DO THIS ::
Leave out the pictures; transcribe all else exactly.

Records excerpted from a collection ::
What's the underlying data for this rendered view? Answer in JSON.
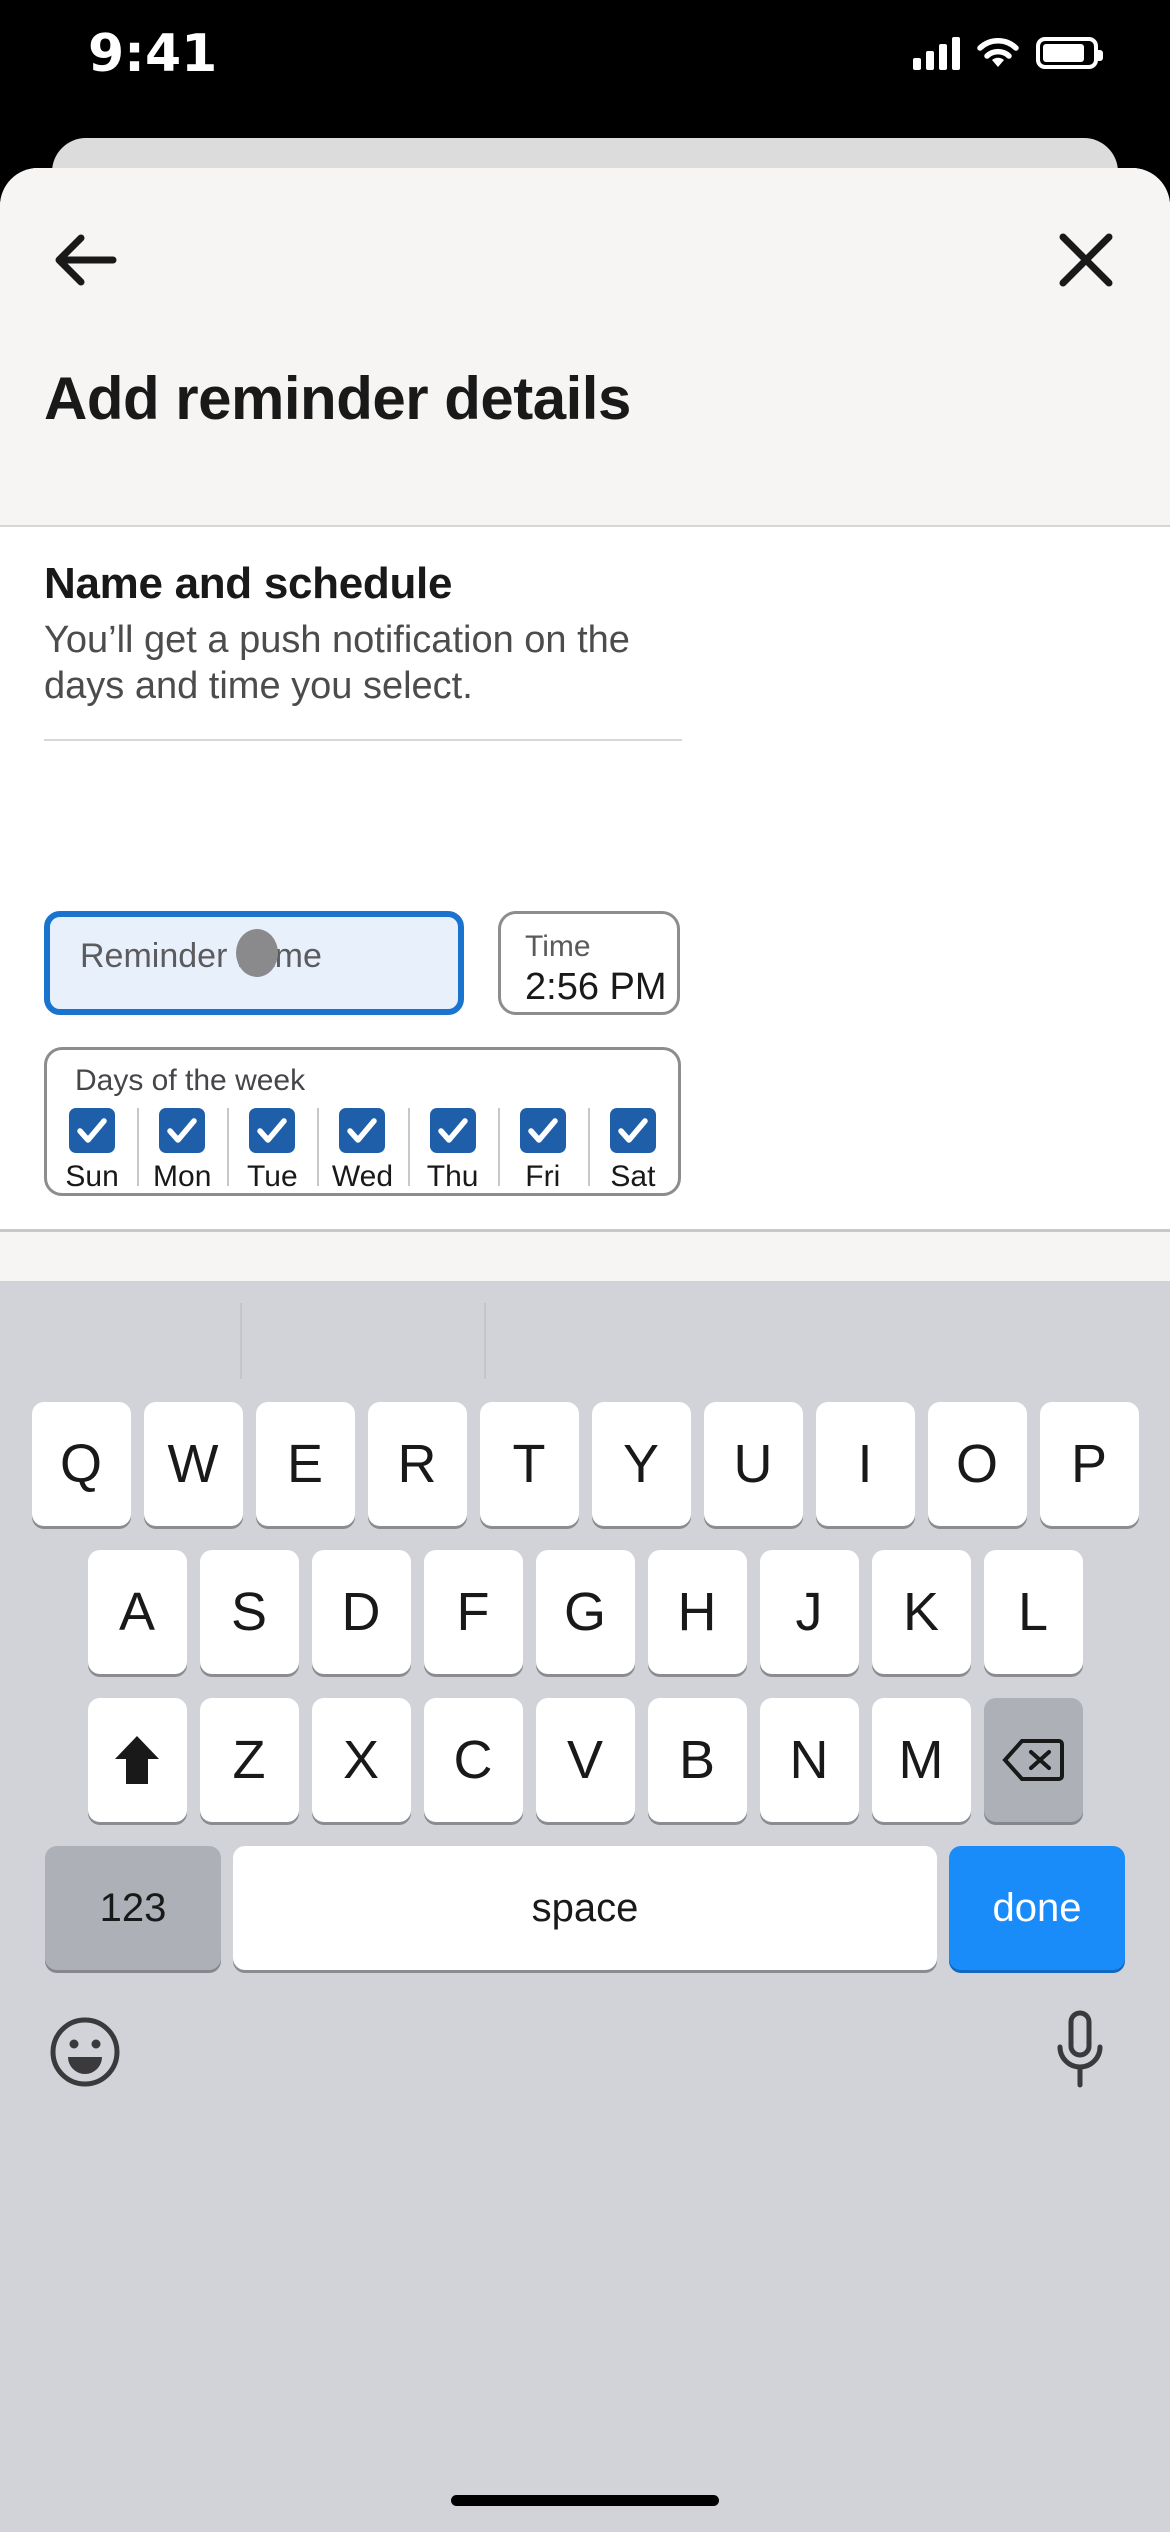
{
  "status_bar": {
    "time": "9:41",
    "signal_icon": "cellular-signal-icon",
    "wifi_icon": "wifi-icon",
    "battery_icon": "battery-icon"
  },
  "sheet": {
    "back_icon": "back-arrow-icon",
    "close_icon": "close-x-icon",
    "title": "Add reminder details"
  },
  "form": {
    "section_title": "Name and schedule",
    "section_desc": "You’ll get a push notification on the days and time you select.",
    "name_input": {
      "placeholder": "Reminder name",
      "value": "",
      "focused": true,
      "border_color": "#1a73cf",
      "fill_color": "#e8f1fb"
    },
    "time_field": {
      "label": "Time",
      "value": "2:56 PM"
    },
    "days_field": {
      "label": "Days of the week",
      "accent_color": "#1f5fa9",
      "days": [
        {
          "label": "Sun",
          "checked": true
        },
        {
          "label": "Mon",
          "checked": true
        },
        {
          "label": "Tue",
          "checked": true
        },
        {
          "label": "Wed",
          "checked": true
        },
        {
          "label": "Thu",
          "checked": true
        },
        {
          "label": "Fri",
          "checked": true
        },
        {
          "label": "Sat",
          "checked": true
        }
      ]
    }
  },
  "keyboard": {
    "row1": [
      "Q",
      "W",
      "E",
      "R",
      "T",
      "Y",
      "U",
      "I",
      "O",
      "P"
    ],
    "row2": [
      "A",
      "S",
      "D",
      "F",
      "G",
      "H",
      "J",
      "K",
      "L"
    ],
    "row3": [
      "Z",
      "X",
      "C",
      "V",
      "B",
      "N",
      "M"
    ],
    "shift_icon": "shift-arrow-icon",
    "delete_icon": "backspace-icon",
    "numeric_label": "123",
    "space_label": "space",
    "done_label": "done",
    "done_color": "#1a8cfa",
    "emoji_icon": "emoji-smiley-icon",
    "mic_icon": "microphone-icon"
  }
}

WRITTEN SOLUTION ::
What's the underlying data for this rendered view? Answer in JSON.
{
  "status_bar": {
    "time": "9:41",
    "signal_icon": "cellular-signal-icon",
    "wifi_icon": "wifi-icon",
    "battery_icon": "battery-icon"
  },
  "sheet": {
    "back_icon": "back-arrow-icon",
    "close_icon": "close-x-icon",
    "title": "Add reminder details"
  },
  "form": {
    "section_title": "Name and schedule",
    "section_desc": "You’ll get a push notification on the days and time you select.",
    "name_input": {
      "placeholder": "Reminder name",
      "value": "",
      "focused": true,
      "border_color": "#1a73cf",
      "fill_color": "#e8f1fb"
    },
    "time_field": {
      "label": "Time",
      "value": "2:56 PM"
    },
    "days_field": {
      "label": "Days of the week",
      "accent_color": "#1f5fa9",
      "days": [
        {
          "label": "Sun",
          "checked": true
        },
        {
          "label": "Mon",
          "checked": true
        },
        {
          "label": "Tue",
          "checked": true
        },
        {
          "label": "Wed",
          "checked": true
        },
        {
          "label": "Thu",
          "checked": true
        },
        {
          "label": "Fri",
          "checked": true
        },
        {
          "label": "Sat",
          "checked": true
        }
      ]
    }
  },
  "keyboard": {
    "row1": [
      "Q",
      "W",
      "E",
      "R",
      "T",
      "Y",
      "U",
      "I",
      "O",
      "P"
    ],
    "row2": [
      "A",
      "S",
      "D",
      "F",
      "G",
      "H",
      "J",
      "K",
      "L"
    ],
    "row3": [
      "Z",
      "X",
      "C",
      "V",
      "B",
      "N",
      "M"
    ],
    "shift_icon": "shift-arrow-icon",
    "delete_icon": "backspace-icon",
    "numeric_label": "123",
    "space_label": "space",
    "done_label": "done",
    "done_color": "#1a8cfa",
    "emoji_icon": "emoji-smiley-icon",
    "mic_icon": "microphone-icon"
  }
}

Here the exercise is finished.